_EXERCISE GOAL_
Reproduce all records exactly.

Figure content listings
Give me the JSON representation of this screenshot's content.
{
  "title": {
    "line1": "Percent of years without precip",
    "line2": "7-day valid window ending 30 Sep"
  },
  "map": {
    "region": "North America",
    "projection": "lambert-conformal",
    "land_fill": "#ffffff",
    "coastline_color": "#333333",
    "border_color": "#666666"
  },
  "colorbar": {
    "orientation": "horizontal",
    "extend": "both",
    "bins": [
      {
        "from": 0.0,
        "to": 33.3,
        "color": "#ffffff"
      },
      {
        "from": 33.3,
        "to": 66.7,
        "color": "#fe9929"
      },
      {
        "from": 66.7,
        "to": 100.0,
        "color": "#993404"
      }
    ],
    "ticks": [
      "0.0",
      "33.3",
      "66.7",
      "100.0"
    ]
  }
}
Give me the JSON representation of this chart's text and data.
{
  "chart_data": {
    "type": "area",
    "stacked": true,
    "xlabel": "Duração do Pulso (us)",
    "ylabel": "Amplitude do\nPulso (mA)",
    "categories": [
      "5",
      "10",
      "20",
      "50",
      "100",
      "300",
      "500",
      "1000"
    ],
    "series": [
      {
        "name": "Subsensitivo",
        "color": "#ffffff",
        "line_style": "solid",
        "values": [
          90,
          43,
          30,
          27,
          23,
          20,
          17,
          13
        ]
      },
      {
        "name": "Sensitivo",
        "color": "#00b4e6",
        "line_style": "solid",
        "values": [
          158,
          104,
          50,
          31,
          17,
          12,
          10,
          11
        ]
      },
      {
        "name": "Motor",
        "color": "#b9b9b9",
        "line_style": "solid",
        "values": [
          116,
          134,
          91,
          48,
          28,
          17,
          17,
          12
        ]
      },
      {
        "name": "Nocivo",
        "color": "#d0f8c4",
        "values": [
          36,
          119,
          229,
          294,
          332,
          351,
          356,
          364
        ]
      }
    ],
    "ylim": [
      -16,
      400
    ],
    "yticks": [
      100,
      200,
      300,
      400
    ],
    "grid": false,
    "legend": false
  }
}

_THE COMPLETED TASK_
Give me the JSON representation of this screenshot's content.
{
  "title": {
    "line1": "Percent of years without precip",
    "line2": "7-day valid window ending 30 Sep"
  },
  "map": {
    "region": "North America",
    "projection": "lambert-conformal",
    "land_fill": "#ffffff",
    "coastline_color": "#333333",
    "border_color": "#666666"
  },
  "colorbar": {
    "orientation": "horizontal",
    "extend": "both",
    "bins": [
      {
        "from": 0.0,
        "to": 33.3,
        "color": "#ffffff"
      },
      {
        "from": 33.3,
        "to": 66.7,
        "color": "#fe9929"
      },
      {
        "from": 66.7,
        "to": 100.0,
        "color": "#993404"
      }
    ],
    "ticks": [
      "0.0",
      "33.3",
      "66.7",
      "100.0"
    ]
  }
}
Give me the JSON representation of this chart's text and data.
{
  "chart_data": {
    "type": "area",
    "stacked": true,
    "xlabel": "Duração do Pulso (us)",
    "ylabel": "Amplitude do\nPulso (mA)",
    "categories": [
      "5",
      "10",
      "20",
      "50",
      "100",
      "300",
      "500",
      "1000"
    ],
    "series": [
      {
        "name": "Subsensitivo",
        "color": "#ffffff",
        "line_style": "solid",
        "values": [
          90,
          43,
          30,
          27,
          23,
          20,
          17,
          13
        ]
      },
      {
        "name": "Sensitivo",
        "color": "#00b4e6",
        "line_style": "solid",
        "values": [
          158,
          104,
          50,
          31,
          17,
          12,
          10,
          11
        ]
      },
      {
        "name": "Motor",
        "color": "#b9b9b9",
        "line_style": "solid",
        "values": [
          116,
          134,
          91,
          48,
          28,
          17,
          17,
          12
        ]
      },
      {
        "name": "Nocivo",
        "color": "#d0f8c4",
        "values": [
          36,
          119,
          229,
          294,
          332,
          351,
          356,
          364
        ]
      }
    ],
    "ylim": [
      -16,
      400
    ],
    "yticks": [
      100,
      200,
      300,
      400
    ],
    "grid": false,
    "legend": false
  }
}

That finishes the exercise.